-- Record set start --
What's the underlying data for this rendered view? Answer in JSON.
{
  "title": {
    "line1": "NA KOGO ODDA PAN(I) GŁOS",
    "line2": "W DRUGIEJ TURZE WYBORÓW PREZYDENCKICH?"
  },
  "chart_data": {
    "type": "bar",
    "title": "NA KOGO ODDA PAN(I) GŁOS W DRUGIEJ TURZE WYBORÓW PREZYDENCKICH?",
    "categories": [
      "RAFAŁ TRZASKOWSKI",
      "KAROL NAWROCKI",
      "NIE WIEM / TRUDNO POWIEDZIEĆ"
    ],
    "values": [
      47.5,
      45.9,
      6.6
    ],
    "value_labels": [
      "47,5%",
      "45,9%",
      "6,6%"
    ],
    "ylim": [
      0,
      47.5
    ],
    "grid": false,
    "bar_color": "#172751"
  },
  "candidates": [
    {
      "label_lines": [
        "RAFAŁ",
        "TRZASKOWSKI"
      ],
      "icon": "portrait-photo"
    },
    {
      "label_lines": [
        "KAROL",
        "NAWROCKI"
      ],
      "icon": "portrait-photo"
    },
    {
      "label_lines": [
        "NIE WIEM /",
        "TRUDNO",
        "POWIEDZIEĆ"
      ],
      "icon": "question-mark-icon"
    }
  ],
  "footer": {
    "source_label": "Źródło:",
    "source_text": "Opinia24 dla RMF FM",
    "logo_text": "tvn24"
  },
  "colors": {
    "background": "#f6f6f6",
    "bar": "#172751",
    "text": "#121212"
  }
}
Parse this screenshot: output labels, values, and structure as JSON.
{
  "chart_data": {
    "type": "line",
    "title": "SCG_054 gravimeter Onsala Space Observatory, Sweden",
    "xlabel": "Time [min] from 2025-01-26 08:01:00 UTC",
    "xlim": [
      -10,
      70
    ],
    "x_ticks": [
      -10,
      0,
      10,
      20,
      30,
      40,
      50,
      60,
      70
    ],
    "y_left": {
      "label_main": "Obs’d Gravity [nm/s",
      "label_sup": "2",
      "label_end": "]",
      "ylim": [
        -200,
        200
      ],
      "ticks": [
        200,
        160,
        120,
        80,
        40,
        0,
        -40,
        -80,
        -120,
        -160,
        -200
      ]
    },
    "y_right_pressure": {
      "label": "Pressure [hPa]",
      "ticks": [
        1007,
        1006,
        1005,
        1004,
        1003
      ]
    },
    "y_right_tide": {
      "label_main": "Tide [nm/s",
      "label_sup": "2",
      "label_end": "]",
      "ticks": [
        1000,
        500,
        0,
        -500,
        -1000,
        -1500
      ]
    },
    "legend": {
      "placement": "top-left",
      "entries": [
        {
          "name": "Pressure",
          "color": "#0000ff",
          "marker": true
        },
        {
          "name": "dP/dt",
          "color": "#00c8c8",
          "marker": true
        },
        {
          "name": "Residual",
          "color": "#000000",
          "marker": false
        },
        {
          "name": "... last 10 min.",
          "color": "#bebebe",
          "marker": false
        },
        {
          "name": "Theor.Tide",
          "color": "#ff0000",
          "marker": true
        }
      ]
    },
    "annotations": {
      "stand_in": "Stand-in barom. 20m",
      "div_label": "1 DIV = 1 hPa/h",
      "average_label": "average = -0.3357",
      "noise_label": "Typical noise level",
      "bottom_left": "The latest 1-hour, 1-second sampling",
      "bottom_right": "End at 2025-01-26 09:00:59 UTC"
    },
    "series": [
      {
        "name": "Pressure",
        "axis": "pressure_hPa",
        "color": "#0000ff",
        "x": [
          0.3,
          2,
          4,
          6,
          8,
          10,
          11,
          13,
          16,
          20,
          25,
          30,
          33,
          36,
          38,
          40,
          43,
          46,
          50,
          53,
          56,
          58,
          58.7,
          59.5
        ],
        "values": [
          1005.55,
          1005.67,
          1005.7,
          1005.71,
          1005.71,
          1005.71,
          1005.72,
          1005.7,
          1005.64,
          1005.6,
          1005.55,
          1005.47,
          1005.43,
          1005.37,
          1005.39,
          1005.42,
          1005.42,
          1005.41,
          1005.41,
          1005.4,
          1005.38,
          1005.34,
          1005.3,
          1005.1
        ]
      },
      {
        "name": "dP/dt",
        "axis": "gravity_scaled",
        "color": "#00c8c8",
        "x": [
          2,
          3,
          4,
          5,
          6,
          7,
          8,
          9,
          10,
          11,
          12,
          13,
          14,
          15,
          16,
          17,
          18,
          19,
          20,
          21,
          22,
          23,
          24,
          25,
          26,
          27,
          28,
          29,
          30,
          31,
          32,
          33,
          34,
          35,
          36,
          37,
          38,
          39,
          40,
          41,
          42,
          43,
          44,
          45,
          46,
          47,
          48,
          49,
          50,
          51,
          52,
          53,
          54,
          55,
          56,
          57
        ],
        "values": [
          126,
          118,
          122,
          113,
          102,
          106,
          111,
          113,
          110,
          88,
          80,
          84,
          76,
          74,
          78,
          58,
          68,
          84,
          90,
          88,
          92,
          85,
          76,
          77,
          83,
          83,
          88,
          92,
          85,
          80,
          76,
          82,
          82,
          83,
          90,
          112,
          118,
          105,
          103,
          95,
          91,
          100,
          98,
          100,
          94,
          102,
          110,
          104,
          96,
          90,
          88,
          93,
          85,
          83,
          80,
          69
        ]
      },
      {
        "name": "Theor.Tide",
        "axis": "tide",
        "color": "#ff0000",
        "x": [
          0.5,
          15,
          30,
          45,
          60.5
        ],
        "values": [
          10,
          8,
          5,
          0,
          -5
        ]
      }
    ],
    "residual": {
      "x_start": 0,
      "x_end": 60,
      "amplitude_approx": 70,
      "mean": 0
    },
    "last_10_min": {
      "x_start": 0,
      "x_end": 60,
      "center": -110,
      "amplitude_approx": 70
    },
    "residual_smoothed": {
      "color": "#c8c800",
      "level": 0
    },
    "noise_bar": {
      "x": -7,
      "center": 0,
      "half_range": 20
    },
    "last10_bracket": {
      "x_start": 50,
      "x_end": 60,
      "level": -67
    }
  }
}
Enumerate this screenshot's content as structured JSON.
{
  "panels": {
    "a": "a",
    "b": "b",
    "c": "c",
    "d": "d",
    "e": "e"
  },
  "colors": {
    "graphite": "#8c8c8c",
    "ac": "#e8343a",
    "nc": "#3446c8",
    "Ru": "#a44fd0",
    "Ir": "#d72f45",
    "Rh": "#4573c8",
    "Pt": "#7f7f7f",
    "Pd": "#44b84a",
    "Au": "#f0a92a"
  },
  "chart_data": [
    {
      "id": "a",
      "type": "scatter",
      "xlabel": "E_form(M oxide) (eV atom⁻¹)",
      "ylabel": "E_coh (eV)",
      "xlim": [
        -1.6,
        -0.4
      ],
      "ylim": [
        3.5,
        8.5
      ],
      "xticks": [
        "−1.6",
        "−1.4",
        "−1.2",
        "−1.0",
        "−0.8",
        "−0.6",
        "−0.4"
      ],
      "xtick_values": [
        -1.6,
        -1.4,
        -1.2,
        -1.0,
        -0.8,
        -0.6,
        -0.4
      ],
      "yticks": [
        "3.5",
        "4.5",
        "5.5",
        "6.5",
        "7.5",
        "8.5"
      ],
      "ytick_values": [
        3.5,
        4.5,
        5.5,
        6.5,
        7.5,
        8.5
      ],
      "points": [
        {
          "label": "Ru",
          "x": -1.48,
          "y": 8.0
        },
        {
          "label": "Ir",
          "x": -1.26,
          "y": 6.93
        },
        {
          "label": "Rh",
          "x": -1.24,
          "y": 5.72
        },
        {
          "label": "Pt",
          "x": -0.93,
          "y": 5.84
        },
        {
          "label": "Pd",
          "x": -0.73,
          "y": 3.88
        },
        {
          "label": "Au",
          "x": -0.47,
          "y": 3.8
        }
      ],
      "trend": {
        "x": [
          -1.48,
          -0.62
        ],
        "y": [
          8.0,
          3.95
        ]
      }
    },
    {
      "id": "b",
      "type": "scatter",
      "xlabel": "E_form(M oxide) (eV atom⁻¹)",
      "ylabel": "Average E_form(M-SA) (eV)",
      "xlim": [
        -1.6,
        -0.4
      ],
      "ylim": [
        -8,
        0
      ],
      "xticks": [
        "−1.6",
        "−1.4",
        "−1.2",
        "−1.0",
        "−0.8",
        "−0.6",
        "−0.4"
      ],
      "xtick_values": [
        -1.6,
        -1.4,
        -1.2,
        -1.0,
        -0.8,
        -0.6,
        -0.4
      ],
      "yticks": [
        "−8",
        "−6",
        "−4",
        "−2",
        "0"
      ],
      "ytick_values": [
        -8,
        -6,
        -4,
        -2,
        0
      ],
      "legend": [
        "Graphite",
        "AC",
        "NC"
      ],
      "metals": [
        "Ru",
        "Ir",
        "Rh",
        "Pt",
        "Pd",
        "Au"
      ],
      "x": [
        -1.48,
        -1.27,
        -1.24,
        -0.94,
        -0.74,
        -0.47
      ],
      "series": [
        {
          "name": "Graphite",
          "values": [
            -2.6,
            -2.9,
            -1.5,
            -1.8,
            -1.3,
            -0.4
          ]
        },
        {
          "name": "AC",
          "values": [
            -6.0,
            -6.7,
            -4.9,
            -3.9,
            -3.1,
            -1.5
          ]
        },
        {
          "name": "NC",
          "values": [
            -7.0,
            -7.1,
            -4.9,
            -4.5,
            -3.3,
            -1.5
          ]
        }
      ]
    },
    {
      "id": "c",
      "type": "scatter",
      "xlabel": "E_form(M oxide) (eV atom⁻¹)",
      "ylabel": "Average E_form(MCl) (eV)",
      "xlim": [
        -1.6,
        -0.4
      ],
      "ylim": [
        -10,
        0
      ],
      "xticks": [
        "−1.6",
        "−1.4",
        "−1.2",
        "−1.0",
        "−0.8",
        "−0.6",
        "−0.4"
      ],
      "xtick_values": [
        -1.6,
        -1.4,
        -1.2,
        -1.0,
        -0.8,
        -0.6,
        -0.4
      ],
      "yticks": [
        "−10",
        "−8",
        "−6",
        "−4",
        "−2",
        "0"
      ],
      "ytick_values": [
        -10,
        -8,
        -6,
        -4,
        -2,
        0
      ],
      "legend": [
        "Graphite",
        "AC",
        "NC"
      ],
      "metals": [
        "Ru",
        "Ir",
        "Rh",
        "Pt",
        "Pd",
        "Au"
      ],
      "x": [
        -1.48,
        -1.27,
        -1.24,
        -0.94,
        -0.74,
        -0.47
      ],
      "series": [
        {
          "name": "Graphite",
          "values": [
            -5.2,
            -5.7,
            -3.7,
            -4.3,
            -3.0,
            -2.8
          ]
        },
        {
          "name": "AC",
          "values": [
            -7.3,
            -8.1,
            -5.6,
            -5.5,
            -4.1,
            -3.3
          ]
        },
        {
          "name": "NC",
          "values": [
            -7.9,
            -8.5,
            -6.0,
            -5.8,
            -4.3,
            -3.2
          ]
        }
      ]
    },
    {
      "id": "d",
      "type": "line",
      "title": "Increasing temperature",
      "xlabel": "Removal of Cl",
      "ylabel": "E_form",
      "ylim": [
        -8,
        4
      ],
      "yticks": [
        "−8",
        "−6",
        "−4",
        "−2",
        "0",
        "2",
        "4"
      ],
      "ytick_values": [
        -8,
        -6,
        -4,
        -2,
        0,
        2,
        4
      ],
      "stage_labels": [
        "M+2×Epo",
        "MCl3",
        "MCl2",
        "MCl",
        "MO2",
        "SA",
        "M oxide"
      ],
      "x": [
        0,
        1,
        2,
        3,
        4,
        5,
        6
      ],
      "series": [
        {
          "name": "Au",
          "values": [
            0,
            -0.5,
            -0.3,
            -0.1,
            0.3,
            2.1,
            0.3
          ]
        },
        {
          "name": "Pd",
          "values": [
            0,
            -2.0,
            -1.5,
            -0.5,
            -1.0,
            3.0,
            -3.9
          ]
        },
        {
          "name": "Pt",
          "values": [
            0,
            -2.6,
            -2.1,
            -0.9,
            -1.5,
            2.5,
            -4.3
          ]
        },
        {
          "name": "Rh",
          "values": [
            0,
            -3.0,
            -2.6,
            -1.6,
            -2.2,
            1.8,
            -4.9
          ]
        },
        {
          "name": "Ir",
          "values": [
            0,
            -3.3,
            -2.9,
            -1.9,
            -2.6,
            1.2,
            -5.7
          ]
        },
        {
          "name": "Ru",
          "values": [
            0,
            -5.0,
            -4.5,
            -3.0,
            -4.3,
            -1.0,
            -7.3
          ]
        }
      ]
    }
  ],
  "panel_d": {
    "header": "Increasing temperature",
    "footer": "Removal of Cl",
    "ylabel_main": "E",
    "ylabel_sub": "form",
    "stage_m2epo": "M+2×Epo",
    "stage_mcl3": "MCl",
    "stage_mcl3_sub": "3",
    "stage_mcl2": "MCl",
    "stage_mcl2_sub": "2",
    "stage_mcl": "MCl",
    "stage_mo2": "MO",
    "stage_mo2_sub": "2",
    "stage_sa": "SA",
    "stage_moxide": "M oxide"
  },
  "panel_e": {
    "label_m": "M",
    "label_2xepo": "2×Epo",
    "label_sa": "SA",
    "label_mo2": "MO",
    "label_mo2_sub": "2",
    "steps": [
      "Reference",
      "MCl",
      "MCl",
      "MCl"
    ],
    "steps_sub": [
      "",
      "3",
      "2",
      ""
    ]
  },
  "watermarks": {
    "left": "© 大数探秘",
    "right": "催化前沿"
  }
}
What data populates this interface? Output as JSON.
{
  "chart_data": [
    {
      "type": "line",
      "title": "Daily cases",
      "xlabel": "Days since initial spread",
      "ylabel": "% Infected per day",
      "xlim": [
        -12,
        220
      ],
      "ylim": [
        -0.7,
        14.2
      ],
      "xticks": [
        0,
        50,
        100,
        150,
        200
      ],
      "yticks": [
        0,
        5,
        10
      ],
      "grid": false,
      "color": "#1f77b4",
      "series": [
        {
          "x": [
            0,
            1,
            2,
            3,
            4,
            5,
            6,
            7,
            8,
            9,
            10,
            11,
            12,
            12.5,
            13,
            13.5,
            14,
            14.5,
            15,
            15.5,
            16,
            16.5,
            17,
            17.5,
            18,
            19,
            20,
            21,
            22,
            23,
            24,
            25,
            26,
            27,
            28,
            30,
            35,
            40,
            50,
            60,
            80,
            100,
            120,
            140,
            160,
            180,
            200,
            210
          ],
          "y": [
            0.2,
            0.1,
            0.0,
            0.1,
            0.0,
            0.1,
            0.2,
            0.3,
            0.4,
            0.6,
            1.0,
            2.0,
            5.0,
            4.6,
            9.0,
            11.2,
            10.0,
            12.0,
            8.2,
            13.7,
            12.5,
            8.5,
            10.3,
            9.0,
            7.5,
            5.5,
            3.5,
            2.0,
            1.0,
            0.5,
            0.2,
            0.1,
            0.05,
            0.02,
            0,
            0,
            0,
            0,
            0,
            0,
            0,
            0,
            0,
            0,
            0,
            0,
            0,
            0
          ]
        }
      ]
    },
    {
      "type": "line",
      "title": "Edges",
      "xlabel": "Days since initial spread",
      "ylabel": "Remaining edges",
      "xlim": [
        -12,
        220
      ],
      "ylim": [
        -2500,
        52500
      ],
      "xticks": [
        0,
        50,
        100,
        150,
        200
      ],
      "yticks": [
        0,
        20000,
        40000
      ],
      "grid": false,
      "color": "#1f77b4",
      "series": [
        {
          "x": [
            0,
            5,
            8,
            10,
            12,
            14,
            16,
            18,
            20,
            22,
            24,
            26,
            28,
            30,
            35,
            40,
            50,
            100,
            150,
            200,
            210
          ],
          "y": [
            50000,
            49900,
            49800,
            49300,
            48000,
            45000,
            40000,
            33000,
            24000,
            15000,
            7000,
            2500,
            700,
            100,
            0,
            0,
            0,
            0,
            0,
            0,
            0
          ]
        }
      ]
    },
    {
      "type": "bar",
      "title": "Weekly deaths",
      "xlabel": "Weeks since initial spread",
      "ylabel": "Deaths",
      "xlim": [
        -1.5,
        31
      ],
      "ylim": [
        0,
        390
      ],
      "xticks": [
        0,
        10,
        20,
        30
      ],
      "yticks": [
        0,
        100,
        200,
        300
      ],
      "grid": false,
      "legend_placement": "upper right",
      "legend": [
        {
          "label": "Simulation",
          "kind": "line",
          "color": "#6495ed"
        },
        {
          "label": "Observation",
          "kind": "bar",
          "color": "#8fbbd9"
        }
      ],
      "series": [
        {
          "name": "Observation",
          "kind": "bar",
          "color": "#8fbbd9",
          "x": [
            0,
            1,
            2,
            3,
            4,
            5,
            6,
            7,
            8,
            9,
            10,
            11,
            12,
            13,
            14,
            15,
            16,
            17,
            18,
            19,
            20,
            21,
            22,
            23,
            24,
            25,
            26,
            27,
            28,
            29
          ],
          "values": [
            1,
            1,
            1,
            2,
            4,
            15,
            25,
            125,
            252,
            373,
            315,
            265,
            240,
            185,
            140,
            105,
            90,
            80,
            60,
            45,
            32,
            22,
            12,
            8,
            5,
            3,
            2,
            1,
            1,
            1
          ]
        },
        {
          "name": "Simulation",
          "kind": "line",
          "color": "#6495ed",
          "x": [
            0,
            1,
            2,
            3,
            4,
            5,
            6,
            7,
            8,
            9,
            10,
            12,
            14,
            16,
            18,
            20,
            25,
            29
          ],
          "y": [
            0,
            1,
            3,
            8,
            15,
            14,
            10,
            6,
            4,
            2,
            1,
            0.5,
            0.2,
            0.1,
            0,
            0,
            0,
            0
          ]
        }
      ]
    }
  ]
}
-- Record set end --
**Aim**
Search the records for the word "screenshot". Copy every line that has it.

**Result for this task**
Parse this screenshot: output labels, values, and structure as JSON.
Enumerate this screenshot's content as structured JSON.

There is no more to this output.